— Start —

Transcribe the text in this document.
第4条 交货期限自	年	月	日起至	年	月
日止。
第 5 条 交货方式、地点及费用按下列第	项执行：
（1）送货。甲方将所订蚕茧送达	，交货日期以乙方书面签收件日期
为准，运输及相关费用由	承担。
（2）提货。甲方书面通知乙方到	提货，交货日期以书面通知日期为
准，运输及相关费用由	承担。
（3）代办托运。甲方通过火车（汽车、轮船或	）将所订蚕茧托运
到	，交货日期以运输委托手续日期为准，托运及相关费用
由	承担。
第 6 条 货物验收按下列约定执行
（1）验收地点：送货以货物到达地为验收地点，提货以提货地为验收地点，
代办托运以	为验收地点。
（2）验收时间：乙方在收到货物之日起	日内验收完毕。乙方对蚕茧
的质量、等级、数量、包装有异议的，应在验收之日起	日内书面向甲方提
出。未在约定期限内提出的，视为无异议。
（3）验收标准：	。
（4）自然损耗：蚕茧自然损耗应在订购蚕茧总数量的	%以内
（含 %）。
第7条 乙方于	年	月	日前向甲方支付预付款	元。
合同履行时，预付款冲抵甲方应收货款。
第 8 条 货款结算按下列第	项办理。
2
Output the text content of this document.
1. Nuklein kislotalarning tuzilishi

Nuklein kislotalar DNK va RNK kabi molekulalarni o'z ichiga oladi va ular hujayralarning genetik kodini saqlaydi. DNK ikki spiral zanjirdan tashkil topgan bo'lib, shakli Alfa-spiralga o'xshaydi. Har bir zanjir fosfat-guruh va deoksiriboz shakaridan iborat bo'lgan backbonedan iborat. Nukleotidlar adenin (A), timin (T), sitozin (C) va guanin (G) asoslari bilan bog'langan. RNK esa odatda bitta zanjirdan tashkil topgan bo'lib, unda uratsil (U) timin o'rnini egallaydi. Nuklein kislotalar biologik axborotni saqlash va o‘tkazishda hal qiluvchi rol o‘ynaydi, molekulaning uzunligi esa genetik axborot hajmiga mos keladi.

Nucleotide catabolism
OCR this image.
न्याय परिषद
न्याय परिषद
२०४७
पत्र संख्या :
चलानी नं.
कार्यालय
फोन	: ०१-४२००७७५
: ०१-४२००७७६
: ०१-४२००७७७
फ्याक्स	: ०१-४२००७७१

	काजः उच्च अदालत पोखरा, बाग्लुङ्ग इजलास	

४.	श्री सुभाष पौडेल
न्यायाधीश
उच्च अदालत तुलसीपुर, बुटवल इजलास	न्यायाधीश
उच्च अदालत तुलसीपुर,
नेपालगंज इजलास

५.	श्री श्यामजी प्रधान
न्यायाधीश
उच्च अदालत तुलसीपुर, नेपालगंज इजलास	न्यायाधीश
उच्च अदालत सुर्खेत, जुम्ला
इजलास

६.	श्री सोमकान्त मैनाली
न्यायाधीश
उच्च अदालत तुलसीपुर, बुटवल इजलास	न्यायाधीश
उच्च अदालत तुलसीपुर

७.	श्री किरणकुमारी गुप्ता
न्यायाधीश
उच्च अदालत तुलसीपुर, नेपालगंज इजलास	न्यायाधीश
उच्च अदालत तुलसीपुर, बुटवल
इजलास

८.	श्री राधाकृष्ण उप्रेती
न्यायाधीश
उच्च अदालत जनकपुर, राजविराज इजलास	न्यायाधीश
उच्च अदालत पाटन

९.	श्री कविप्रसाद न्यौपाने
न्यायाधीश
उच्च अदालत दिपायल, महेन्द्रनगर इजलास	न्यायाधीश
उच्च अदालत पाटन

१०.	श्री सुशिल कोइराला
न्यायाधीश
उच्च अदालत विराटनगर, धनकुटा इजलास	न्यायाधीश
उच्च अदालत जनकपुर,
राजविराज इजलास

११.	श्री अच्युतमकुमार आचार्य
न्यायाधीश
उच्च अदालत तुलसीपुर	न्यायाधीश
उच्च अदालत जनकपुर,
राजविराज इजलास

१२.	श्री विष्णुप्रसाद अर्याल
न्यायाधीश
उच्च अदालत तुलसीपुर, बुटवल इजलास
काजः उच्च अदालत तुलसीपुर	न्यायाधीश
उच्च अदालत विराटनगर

— End —

> **TASK GOAL**
Word for word, quote all of the data above.

> **PROBLEM SOLUTION**
Transcribe the text in this document.
第4条 交货期限自	年	月	日起至	年	月
日止。
第 5 条 交货方式、地点及费用按下列第	项执行：
（1）送货。甲方将所订蚕茧送达	，交货日期以乙方书面签收件日期
为准，运输及相关费用由	承担。
（2）提货。甲方书面通知乙方到	提货，交货日期以书面通知日期为
准，运输及相关费用由	承担。
（3）代办托运。甲方通过火车（汽车、轮船或	）将所订蚕茧托运
到	，交货日期以运输委托手续日期为准，托运及相关费用
由	承担。
第 6 条 货物验收按下列约定执行
（1）验收地点：送货以货物到达地为验收地点，提货以提货地为验收地点，
代办托运以	为验收地点。
（2）验收时间：乙方在收到货物之日起	日内验收完毕。乙方对蚕茧
的质量、等级、数量、包装有异议的，应在验收之日起	日内书面向甲方提
出。未在约定期限内提出的，视为无异议。
（3）验收标准：	。
（4）自然损耗：蚕茧自然损耗应在订购蚕茧总数量的	%以内
（含 %）。
第7条 乙方于	年	月	日前向甲方支付预付款	元。
合同履行时，预付款冲抵甲方应收货款。
第 8 条 货款结算按下列第	项办理。
2
Output the text content of this document.
1. Nuklein kislotalarning tuzilishi

Nuklein kislotalar DNK va RNK kabi molekulalarni o'z ichiga oladi va ular hujayralarning genetik kodini saqlaydi. DNK ikki spiral zanjirdan tashkil topgan bo'lib, shakli Alfa-spiralga o'xshaydi. Har bir zanjir fosfat-guruh va deoksiriboz shakaridan iborat bo'lgan backbonedan iborat. Nukleotidlar adenin (A), timin (T), sitozin (C) va guanin (G) asoslari bilan bog'langan. RNK esa odatda bitta zanjirdan tashkil topgan bo'lib, unda uratsil (U) timin o'rnini egallaydi. Nuklein kislotalar biologik axborotni saqlash va o‘tkazishda hal qiluvchi rol o‘ynaydi, molekulaning uzunligi esa genetik axborot hajmiga mos keladi.

Nucleotide catabolism
OCR this image.
न्याय परिषद
न्याय परिषद
२०४७
पत्र संख्या :
चलानी नं.
कार्यालय
फोन	: ०१-४२००७७५
: ०१-४२००७७६
: ०१-४२००७७७
फ्याक्स	: ०१-४२००७७१

	काजः उच्च अदालत पोखरा, बाग्लुङ्ग इजलास	

४.	श्री सुभाष पौडेल
न्यायाधीश
उच्च अदालत तुलसीपुर, बुटवल इजलास	न्यायाधीश
उच्च अदालत तुलसीपुर,
नेपालगंज इजलास

५.	श्री श्यामजी प्रधान
न्यायाधीश
उच्च अदालत तुलसीपुर, नेपालगंज इजलास	न्यायाधीश
उच्च अदालत सुर्खेत, जुम्ला
इजलास

६.	श्री सोमकान्त मैनाली
न्यायाधीश
उच्च अदालत तुलसीपुर, बुटवल इजलास	न्यायाधीश
उच्च अदालत तुलसीपुर

७.	श्री किरणकुमारी गुप्ता
न्यायाधीश
उच्च अदालत तुलसीपुर, नेपालगंज इजलास	न्यायाधीश
उच्च अदालत तुलसीपुर, बुटवल
इजलास

८.	श्री राधाकृष्ण उप्रेती
न्यायाधीश
उच्च अदालत जनकपुर, राजविराज इजलास	न्यायाधीश
उच्च अदालत पाटन

९.	श्री कविप्रसाद न्यौपाने
न्यायाधीश
उच्च अदालत दिपायल, महेन्द्रनगर इजलास	न्यायाधीश
उच्च अदालत पाटन

१०.	श्री सुशिल कोइराला
न्यायाधीश
उच्च अदालत विराटनगर, धनकुटा इजलास	न्यायाधीश
उच्च अदालत जनकपुर,
राजविराज इजलास

११.	श्री अच्युतमकुमार आचार्य
न्यायाधीश
उच्च अदालत तुलसीपुर	न्यायाधीश
उच्च अदालत जनकपुर,
राजविराज इजलास

१२.	श्री विष्णुप्रसाद अर्याल
न्यायाधीश
उच्च अदालत तुलसीपुर, बुटवल इजलास
काजः उच्च अदालत तुलसीपुर	न्यायाधीश
उच्च अदालत विराटनगर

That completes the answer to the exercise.